Pull out every line from the listing that has the word "CONCENTRIC".

Saved data entries:
################

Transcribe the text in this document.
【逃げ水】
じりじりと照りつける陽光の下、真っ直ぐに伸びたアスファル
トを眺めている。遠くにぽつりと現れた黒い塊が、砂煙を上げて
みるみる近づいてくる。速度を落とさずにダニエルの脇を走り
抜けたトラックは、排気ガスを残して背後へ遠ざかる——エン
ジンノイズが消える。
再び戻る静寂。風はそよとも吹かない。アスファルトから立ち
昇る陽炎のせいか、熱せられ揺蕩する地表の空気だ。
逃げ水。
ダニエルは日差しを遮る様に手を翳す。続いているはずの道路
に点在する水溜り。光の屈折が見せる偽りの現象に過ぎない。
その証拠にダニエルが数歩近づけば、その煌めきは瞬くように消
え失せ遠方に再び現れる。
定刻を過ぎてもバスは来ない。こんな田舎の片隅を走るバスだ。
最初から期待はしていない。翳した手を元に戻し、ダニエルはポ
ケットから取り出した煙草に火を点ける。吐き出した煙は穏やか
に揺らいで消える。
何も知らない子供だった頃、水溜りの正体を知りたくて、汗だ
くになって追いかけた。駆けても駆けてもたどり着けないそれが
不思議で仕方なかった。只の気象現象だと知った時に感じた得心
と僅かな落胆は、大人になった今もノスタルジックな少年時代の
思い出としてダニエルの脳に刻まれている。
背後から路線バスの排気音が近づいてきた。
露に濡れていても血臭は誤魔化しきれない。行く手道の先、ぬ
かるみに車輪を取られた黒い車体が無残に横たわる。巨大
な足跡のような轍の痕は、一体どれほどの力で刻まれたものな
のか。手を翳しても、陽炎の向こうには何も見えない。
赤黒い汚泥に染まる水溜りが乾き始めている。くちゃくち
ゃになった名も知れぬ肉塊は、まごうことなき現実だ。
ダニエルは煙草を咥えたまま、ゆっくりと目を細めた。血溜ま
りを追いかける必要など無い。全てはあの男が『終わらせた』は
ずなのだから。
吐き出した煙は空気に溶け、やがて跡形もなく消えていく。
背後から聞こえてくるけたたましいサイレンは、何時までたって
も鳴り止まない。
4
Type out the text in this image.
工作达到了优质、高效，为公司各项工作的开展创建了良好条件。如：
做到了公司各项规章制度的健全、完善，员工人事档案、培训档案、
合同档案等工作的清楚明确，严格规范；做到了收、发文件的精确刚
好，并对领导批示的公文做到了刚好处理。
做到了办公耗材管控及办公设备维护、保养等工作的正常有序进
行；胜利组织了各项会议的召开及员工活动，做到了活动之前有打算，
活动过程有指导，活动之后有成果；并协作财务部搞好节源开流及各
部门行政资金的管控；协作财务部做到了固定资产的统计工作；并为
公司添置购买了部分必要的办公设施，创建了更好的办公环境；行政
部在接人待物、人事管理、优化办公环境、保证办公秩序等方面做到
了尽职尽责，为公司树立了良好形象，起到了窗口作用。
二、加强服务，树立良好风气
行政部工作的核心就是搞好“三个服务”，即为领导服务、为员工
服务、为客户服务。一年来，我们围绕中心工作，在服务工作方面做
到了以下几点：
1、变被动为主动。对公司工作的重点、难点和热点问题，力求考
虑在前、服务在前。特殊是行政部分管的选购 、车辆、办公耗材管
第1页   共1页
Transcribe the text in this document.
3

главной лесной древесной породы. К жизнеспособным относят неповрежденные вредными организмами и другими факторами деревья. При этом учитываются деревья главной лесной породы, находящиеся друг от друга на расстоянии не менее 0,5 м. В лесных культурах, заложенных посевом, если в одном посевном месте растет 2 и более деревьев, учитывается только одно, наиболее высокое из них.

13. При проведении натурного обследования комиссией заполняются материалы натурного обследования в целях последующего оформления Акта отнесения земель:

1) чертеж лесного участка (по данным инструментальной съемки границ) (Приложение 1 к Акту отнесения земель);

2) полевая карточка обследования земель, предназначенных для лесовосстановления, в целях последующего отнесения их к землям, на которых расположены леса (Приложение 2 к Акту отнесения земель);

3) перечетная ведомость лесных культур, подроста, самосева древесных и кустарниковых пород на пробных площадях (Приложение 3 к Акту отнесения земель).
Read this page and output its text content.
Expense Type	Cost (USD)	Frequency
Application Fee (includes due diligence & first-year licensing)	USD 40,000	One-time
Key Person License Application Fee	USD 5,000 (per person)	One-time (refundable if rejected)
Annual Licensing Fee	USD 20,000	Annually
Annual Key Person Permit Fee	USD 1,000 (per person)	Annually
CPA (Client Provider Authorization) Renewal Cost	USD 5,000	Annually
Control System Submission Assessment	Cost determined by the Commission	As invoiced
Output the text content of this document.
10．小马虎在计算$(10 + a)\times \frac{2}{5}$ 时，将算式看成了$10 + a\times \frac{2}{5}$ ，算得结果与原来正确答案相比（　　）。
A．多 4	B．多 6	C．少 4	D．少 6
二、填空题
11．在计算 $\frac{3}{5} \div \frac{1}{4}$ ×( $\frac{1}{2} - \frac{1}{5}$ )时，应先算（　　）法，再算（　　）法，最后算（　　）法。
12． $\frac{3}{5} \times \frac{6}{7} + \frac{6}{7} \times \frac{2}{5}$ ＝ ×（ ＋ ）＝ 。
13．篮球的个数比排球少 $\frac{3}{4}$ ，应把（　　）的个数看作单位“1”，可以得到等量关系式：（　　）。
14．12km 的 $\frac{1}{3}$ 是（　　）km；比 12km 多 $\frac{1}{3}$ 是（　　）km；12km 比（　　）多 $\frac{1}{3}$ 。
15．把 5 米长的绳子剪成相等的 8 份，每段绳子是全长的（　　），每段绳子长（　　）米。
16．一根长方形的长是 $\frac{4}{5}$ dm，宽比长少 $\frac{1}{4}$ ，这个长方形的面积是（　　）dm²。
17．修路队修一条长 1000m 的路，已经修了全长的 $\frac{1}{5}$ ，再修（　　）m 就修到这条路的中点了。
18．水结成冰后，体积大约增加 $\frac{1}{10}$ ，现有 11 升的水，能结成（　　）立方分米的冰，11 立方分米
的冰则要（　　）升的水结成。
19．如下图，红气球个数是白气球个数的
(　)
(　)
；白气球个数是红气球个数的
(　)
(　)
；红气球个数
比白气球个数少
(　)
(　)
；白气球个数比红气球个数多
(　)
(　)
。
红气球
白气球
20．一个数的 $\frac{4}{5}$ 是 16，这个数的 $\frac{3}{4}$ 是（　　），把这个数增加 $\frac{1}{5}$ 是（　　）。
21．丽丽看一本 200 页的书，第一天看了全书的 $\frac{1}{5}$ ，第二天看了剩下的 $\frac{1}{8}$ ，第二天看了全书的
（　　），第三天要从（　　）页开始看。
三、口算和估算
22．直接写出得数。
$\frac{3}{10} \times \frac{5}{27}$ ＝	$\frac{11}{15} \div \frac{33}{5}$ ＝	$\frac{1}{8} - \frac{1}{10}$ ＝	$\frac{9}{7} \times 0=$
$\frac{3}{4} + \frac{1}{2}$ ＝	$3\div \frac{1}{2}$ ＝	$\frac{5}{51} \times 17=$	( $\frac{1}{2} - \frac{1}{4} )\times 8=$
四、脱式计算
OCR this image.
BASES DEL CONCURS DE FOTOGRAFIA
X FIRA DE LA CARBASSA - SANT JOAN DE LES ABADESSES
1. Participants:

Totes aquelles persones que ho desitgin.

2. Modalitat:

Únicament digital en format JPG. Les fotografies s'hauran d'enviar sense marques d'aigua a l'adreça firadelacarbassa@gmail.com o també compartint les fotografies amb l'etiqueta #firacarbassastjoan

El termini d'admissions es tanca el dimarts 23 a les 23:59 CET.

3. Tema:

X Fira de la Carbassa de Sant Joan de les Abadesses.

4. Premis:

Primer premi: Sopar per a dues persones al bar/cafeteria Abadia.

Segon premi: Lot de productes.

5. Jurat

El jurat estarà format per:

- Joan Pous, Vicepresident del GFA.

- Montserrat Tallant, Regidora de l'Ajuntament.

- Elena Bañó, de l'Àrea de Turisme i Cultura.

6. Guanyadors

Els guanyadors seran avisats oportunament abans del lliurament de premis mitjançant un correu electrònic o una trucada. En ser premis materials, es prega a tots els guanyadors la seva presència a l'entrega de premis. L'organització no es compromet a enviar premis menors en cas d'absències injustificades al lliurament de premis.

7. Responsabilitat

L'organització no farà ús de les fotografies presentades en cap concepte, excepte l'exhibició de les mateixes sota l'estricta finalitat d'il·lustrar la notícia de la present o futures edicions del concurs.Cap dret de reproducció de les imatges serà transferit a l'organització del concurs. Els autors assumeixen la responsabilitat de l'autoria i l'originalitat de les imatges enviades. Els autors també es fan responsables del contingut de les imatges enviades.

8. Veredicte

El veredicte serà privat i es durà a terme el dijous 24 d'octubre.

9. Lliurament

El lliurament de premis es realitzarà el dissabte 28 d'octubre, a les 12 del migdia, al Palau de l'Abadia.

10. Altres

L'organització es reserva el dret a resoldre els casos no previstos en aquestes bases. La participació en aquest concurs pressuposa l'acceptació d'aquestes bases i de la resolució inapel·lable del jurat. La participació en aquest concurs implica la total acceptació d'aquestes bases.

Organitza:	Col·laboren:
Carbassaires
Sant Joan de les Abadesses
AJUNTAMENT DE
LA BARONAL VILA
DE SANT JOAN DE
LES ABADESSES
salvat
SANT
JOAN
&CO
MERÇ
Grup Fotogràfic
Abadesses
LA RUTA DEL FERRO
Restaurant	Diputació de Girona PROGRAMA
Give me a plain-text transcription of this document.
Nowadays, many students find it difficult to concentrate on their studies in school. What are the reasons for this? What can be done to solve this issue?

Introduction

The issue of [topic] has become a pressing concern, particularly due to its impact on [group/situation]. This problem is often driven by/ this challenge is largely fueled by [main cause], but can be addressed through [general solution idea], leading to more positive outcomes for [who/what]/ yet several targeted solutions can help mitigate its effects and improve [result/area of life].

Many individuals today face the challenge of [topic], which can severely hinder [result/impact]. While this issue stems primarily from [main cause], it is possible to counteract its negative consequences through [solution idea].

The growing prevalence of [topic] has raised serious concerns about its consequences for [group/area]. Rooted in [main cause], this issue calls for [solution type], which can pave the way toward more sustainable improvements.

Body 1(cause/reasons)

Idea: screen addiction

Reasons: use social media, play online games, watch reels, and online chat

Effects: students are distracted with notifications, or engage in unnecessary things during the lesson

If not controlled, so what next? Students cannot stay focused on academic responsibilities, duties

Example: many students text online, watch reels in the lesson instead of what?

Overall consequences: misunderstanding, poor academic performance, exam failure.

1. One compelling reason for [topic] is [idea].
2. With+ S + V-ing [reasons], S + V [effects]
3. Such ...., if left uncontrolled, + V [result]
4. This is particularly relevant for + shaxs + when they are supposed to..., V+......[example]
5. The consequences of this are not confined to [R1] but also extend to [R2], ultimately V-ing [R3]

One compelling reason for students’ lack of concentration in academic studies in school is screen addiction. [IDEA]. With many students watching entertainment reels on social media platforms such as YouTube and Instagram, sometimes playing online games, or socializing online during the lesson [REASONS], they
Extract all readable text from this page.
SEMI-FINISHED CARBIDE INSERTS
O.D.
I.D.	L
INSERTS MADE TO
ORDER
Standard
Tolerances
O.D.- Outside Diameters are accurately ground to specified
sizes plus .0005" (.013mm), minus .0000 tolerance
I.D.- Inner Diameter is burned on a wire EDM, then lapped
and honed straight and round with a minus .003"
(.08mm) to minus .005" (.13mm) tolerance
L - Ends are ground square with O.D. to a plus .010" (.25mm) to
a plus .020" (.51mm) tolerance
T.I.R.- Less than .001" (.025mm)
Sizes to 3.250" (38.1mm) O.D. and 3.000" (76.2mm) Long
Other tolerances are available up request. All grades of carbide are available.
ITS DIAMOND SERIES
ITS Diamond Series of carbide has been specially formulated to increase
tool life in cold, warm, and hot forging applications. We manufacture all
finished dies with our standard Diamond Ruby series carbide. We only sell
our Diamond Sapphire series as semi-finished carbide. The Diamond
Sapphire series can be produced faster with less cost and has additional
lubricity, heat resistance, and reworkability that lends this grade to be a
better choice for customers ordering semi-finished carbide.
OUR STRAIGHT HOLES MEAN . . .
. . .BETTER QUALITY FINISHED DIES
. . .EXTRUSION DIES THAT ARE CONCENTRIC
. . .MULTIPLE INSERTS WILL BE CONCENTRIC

################

▶ **SOLUTION FOR THIS TASK**:
. . .EXTRUSION DIES THAT ARE CONCENTRIC
. . .MULTIPLE INSERTS WILL BE CONCENTRIC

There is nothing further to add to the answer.